TASK OBJECTIVE: What follows is a set of records, each of which is to be written out exactly.

* Start LISTED ENTRIES *

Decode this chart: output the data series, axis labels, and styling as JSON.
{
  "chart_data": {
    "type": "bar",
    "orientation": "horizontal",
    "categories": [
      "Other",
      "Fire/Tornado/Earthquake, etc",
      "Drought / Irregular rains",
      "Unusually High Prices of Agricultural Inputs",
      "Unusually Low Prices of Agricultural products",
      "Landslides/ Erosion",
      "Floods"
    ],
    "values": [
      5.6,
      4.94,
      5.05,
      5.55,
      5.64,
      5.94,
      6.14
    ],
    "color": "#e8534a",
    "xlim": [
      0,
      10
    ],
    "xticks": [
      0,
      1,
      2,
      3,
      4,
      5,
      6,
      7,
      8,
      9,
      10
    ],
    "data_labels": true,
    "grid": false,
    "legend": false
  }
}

* End LISTED ENTRIES *

ANSWER IN FULL:
Decode this chart: output the data series, axis labels, and styling as JSON.
{
  "chart_data": {
    "type": "bar",
    "orientation": "horizontal",
    "categories": [
      "Other",
      "Fire/Tornado/Earthquake, etc",
      "Drought / Irregular rains",
      "Unusually High Prices of Agricultural Inputs",
      "Unusually Low Prices of Agricultural products",
      "Landslides/ Erosion",
      "Floods"
    ],
    "values": [
      5.6,
      4.94,
      5.05,
      5.55,
      5.64,
      5.94,
      6.14
    ],
    "color": "#e8534a",
    "xlim": [
      0,
      10
    ],
    "xticks": [
      0,
      1,
      2,
      3,
      4,
      5,
      6,
      7,
      8,
      9,
      10
    ],
    "data_labels": true,
    "grid": false,
    "legend": false
  }
}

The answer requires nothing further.